Would you write out the listing verbatim and skip every picture in it?

## Raw records
#####
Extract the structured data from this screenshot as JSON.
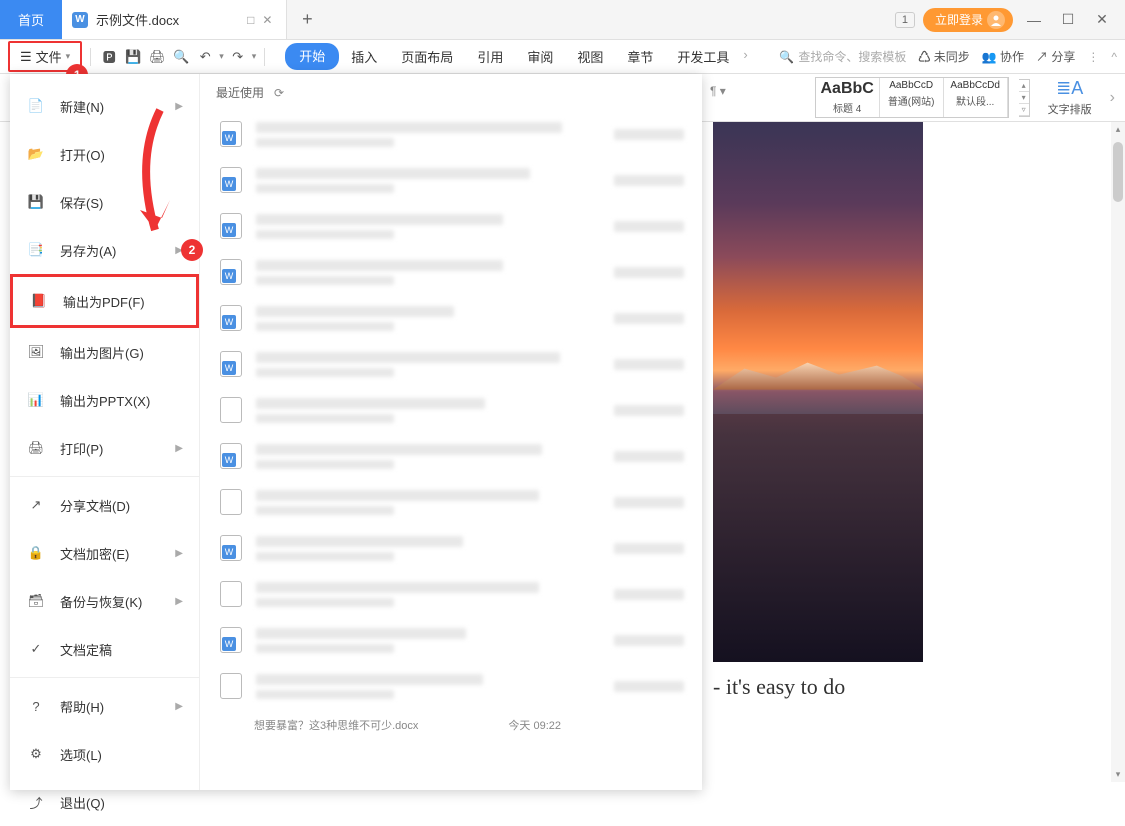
{
  "titlebar": {
    "home": "首页",
    "doc_name": "示例文件.docx",
    "badge": "1",
    "login": "立即登录"
  },
  "toolbar": {
    "file": "文件",
    "tabs": [
      "开始",
      "插入",
      "页面布局",
      "引用",
      "审阅",
      "视图",
      "章节",
      "开发工具"
    ],
    "search": "查找命令、搜索模板",
    "unsync": "未同步",
    "collab": "协作",
    "share": "分享"
  },
  "ribbon": {
    "styles": [
      {
        "preview": "AaBbC",
        "label": "标题 4"
      },
      {
        "preview": "AaBbCcD",
        "label": "普通(网站)"
      },
      {
        "preview": "AaBbCcDd",
        "label": "默认段..."
      }
    ],
    "text_layout": "文字排版"
  },
  "file_menu": {
    "items": [
      {
        "label": "新建(N)",
        "icon": "new",
        "chev": true
      },
      {
        "label": "打开(O)",
        "icon": "open"
      },
      {
        "label": "保存(S)",
        "icon": "save"
      },
      {
        "label": "另存为(A)",
        "icon": "saveas",
        "chev": true,
        "badge": "2"
      },
      {
        "label": "输出为PDF(F)",
        "icon": "pdf",
        "hl": true
      },
      {
        "label": "输出为图片(G)",
        "icon": "img"
      },
      {
        "label": "输出为PPTX(X)",
        "icon": "pptx"
      },
      {
        "label": "打印(P)",
        "icon": "print",
        "chev": true
      },
      {
        "label": "分享文档(D)",
        "icon": "share",
        "div": true
      },
      {
        "label": "文档加密(E)",
        "icon": "lock",
        "chev": true
      },
      {
        "label": "备份与恢复(K)",
        "icon": "backup",
        "chev": true
      },
      {
        "label": "文档定稿",
        "icon": "final"
      },
      {
        "label": "帮助(H)",
        "icon": "help",
        "chev": true,
        "div": true
      },
      {
        "label": "选项(L)",
        "icon": "options"
      },
      {
        "label": "退出(Q)",
        "icon": "exit"
      }
    ],
    "recent_title": "最近使用",
    "footer_file": "想要暴富？这3种思维不可少.docx",
    "footer_time": "今天  09:22"
  },
  "doc": {
    "text_fragment": "- it's easy to do"
  },
  "badges": {
    "b1": "1",
    "b2": "2"
  }
}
#####
## Solution for this exercise
Extract the structured data from this screenshot as JSON.
{
  "titlebar": {
    "home": "首页",
    "doc_name": "示例文件.docx",
    "badge": "1",
    "login": "立即登录"
  },
  "toolbar": {
    "file": "文件",
    "tabs": [
      "开始",
      "插入",
      "页面布局",
      "引用",
      "审阅",
      "视图",
      "章节",
      "开发工具"
    ],
    "search": "查找命令、搜索模板",
    "unsync": "未同步",
    "collab": "协作",
    "share": "分享"
  },
  "ribbon": {
    "styles": [
      {
        "preview": "AaBbC",
        "label": "标题 4"
      },
      {
        "preview": "AaBbCcD",
        "label": "普通(网站)"
      },
      {
        "preview": "AaBbCcDd",
        "label": "默认段..."
      }
    ],
    "text_layout": "文字排版"
  },
  "file_menu": {
    "items": [
      {
        "label": "新建(N)",
        "icon": "new",
        "chev": true
      },
      {
        "label": "打开(O)",
        "icon": "open"
      },
      {
        "label": "保存(S)",
        "icon": "save"
      },
      {
        "label": "另存为(A)",
        "icon": "saveas",
        "chev": true,
        "badge": "2"
      },
      {
        "label": "输出为PDF(F)",
        "icon": "pdf",
        "hl": true
      },
      {
        "label": "输出为图片(G)",
        "icon": "img"
      },
      {
        "label": "输出为PPTX(X)",
        "icon": "pptx"
      },
      {
        "label": "打印(P)",
        "icon": "print",
        "chev": true
      },
      {
        "label": "分享文档(D)",
        "icon": "share",
        "div": true
      },
      {
        "label": "文档加密(E)",
        "icon": "lock",
        "chev": true
      },
      {
        "label": "备份与恢复(K)",
        "icon": "backup",
        "chev": true
      },
      {
        "label": "文档定稿",
        "icon": "final"
      },
      {
        "label": "帮助(H)",
        "icon": "help",
        "chev": true,
        "div": true
      },
      {
        "label": "选项(L)",
        "icon": "options"
      },
      {
        "label": "退出(Q)",
        "icon": "exit"
      }
    ],
    "recent_title": "最近使用",
    "footer_file": "想要暴富？这3种思维不可少.docx",
    "footer_time": "今天  09:22"
  },
  "doc": {
    "text_fragment": "- it's easy to do"
  },
  "badges": {
    "b1": "1",
    "b2": "2"
  }
}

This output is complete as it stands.